*What to do*
Copy each line of the data below with the word "بودم".

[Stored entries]
▬▬▬

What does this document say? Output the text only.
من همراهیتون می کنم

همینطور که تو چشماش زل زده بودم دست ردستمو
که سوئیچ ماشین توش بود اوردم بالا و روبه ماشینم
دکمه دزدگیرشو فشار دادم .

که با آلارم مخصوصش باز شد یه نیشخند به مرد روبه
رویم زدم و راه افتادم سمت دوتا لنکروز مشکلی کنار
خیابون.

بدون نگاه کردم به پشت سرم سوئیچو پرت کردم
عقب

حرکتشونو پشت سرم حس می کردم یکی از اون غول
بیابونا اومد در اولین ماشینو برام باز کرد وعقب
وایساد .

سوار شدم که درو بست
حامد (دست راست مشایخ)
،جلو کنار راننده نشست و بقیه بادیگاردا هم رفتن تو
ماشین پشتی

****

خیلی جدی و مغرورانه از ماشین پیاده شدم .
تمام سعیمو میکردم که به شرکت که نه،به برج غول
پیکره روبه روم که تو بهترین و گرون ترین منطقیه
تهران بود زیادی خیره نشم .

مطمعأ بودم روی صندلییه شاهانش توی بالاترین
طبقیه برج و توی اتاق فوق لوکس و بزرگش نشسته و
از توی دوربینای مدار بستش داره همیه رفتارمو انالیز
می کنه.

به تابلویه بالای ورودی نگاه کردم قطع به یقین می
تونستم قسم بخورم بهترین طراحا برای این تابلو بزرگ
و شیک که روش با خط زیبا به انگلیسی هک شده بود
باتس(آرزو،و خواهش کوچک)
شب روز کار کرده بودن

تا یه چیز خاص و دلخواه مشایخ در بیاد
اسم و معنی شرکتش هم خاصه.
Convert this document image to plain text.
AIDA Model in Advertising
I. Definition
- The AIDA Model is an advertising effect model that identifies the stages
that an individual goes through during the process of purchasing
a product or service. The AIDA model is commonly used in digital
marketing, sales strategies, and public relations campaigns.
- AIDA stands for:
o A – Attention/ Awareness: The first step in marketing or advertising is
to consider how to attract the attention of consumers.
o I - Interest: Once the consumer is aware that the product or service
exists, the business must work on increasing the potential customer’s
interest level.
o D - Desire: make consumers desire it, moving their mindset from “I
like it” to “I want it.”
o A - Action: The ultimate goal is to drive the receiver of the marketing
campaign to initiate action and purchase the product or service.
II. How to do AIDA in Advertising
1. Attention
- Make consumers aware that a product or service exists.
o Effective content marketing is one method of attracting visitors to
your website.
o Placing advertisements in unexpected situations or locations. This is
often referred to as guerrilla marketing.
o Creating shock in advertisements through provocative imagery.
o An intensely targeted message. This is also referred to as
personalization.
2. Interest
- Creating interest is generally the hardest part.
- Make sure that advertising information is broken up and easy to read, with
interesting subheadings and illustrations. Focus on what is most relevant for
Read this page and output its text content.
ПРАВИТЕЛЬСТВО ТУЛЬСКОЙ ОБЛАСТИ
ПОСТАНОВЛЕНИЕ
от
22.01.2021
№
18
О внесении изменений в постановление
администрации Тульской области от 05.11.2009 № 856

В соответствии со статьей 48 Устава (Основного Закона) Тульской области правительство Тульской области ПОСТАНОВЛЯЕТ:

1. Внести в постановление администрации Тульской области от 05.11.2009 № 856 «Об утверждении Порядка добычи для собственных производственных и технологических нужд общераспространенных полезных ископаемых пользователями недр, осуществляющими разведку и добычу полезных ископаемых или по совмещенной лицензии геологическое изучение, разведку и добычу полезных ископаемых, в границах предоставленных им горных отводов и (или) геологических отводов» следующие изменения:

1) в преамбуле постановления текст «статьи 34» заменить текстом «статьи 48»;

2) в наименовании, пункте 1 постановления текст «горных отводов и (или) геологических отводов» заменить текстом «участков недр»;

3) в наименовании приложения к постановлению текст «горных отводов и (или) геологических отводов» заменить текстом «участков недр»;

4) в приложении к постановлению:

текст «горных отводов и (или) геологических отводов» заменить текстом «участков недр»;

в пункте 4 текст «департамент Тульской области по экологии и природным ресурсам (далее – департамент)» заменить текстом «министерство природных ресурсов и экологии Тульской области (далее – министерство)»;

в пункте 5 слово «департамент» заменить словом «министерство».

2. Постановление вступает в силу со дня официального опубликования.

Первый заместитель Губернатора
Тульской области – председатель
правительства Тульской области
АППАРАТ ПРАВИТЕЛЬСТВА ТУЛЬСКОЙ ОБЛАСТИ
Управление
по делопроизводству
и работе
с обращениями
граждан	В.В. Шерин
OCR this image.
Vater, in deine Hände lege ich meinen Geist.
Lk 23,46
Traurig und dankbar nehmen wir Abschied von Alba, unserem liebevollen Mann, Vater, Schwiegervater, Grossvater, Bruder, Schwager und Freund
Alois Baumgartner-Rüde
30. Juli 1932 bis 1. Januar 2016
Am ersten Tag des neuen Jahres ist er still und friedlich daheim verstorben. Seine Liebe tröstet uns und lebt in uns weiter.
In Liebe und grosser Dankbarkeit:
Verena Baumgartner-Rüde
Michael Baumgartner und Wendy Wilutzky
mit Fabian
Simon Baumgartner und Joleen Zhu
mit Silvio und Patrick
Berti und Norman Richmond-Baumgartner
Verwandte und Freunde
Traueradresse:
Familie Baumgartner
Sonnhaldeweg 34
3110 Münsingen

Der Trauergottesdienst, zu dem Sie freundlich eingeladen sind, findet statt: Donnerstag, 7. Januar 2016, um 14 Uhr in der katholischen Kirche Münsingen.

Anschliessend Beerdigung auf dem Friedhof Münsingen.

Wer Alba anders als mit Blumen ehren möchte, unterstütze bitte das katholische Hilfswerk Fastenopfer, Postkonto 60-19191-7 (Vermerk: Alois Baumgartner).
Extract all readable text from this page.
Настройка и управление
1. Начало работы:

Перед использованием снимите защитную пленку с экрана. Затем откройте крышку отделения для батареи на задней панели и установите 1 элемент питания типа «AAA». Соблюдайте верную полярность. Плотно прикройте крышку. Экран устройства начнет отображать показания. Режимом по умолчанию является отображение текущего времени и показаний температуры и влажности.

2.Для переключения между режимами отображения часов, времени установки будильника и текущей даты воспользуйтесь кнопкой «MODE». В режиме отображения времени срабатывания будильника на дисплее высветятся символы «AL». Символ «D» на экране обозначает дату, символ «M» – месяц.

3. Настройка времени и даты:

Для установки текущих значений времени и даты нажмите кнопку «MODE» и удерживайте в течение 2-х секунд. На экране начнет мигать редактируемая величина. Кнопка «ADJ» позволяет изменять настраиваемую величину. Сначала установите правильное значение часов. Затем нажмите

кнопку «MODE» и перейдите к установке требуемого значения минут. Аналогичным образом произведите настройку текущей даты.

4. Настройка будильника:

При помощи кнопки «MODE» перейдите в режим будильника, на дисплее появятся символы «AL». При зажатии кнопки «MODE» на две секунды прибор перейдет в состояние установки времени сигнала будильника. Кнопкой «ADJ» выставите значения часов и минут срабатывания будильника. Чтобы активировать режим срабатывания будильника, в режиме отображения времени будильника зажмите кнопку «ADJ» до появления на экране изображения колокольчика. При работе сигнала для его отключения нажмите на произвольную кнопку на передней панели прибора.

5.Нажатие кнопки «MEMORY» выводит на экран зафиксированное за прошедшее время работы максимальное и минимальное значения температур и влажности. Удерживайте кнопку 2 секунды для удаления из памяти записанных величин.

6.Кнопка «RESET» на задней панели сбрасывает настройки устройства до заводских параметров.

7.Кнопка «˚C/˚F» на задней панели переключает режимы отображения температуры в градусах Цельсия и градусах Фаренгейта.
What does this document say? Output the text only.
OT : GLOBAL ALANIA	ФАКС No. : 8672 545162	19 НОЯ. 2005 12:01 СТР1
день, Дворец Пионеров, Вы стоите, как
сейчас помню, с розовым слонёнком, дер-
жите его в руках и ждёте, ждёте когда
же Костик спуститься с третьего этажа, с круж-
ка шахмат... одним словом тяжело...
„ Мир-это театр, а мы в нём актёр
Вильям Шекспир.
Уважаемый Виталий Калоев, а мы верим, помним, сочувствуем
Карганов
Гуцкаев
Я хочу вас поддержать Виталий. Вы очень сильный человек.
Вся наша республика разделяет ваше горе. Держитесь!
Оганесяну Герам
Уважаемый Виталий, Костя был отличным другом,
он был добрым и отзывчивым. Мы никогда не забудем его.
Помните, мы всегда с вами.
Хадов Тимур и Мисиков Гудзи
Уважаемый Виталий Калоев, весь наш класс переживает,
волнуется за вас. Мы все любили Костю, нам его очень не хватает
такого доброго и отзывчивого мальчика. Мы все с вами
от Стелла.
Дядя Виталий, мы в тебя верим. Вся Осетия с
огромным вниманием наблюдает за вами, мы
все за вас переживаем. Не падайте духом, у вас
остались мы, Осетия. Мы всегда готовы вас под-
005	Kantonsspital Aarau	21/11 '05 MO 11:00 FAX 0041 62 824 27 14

▬▬▬

*Correct result*
همینطور که تو چشماش زل زده بودم دست ردستمو
مطمعأ بودم روی صندلییه شاهانش توی بالاترین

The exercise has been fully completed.